* Do this: Select and reproduce each line of the listing below that bears the string "value".

* Data provided:
-- Start --
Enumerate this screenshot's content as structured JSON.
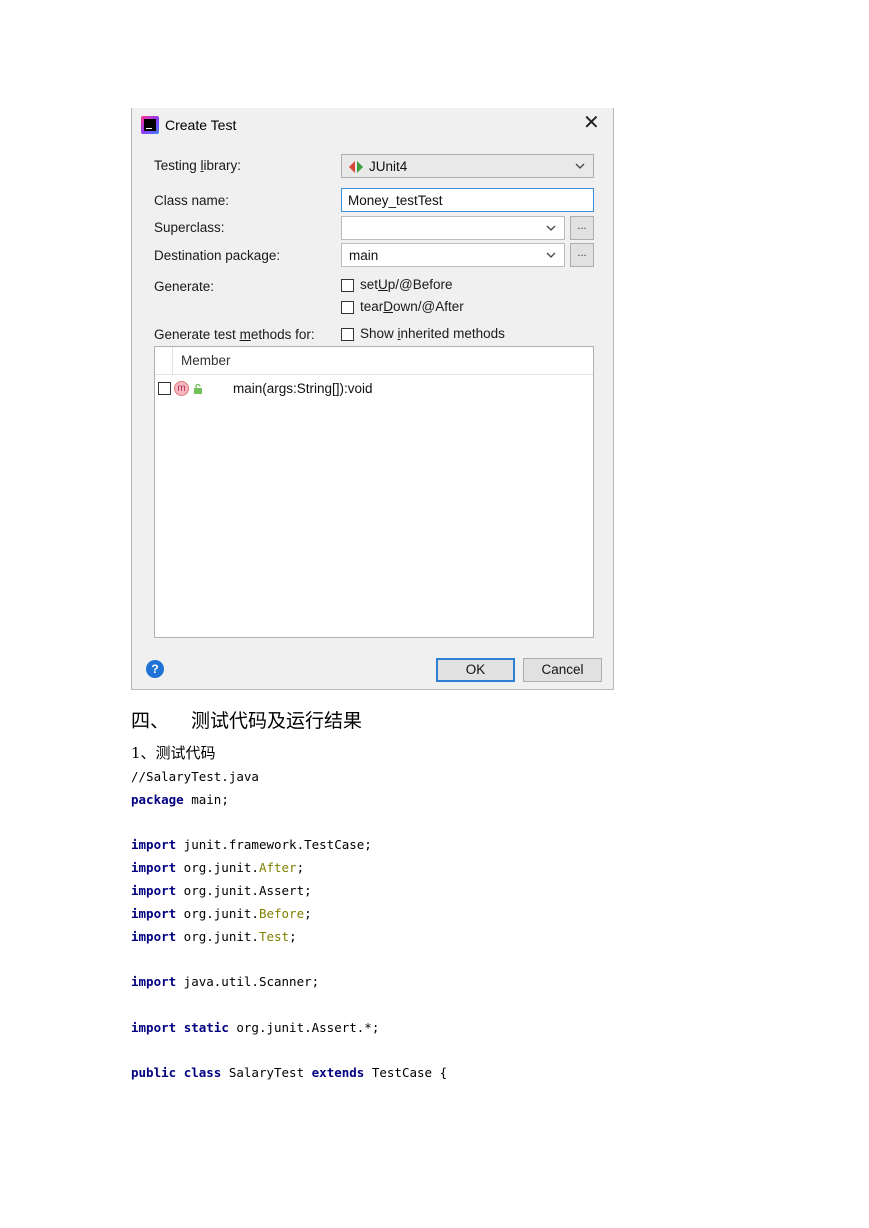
{
  "dialog": {
    "title": "Create Test",
    "close_icon": "close-icon",
    "testing_library": {
      "label_pre": "Testing ",
      "label_u": "l",
      "label_post": "ibrary:",
      "value": "JUnit4"
    },
    "class_name": {
      "label": "Class name:",
      "value": "Money_testTest"
    },
    "superclass": {
      "label": "Superclass:",
      "value": "",
      "browse": "..."
    },
    "destination_package": {
      "label": "Destination package:",
      "value": "main",
      "browse": "..."
    },
    "generate": {
      "label": "Generate:",
      "setup": {
        "pre": "set",
        "u": "U",
        "post": "p/@Before",
        "checked": false
      },
      "teardown": {
        "pre": "tear",
        "u": "D",
        "post": "own/@After",
        "checked": false
      }
    },
    "generate_methods": {
      "label_pre": "Generate test ",
      "label_u": "m",
      "label_post": "ethods for:",
      "show_inherited": {
        "pre": "Show ",
        "u": "i",
        "post": "nherited methods",
        "checked": false
      }
    },
    "table": {
      "header": "Member",
      "rows": [
        {
          "checked": false,
          "icon": "m",
          "method": "main(args:String[]):void"
        }
      ]
    },
    "help_icon": "?",
    "ok_label": "OK",
    "cancel_label": "Cancel"
  },
  "document": {
    "heading_number": "四、",
    "heading_text": "测试代码及运行结果",
    "subheading": "1、测试代码",
    "code": {
      "comment": "//SalaryTest.java",
      "package_kw": "package",
      "package_rest": " main;",
      "imports": [
        {
          "kw": "import",
          "pre": " junit.framework.TestCase;",
          "ann": "",
          "post": ""
        },
        {
          "kw": "import",
          "pre": " org.junit.",
          "ann": "After",
          "post": ";"
        },
        {
          "kw": "import",
          "pre": " org.junit.Assert;",
          "ann": "",
          "post": ""
        },
        {
          "kw": "import",
          "pre": " org.junit.",
          "ann": "Before",
          "post": ";"
        },
        {
          "kw": "import",
          "pre": " org.junit.",
          "ann": "Test",
          "post": ";"
        }
      ],
      "scanner_kw": "import",
      "scanner_rest": " java.util.Scanner;",
      "static_kw1": "import",
      "static_kw2": "static",
      "static_rest": " org.junit.Assert.*;",
      "class_kw1": "public",
      "class_kw2": "class",
      "class_name": " SalaryTest ",
      "class_kw3": "extends",
      "class_rest": " TestCase {"
    }
  }
}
-- End --
* Exercise response:
      "value": "JUnit4"
      "value": "Money_testTest"
      "value": "",
      "value": "main",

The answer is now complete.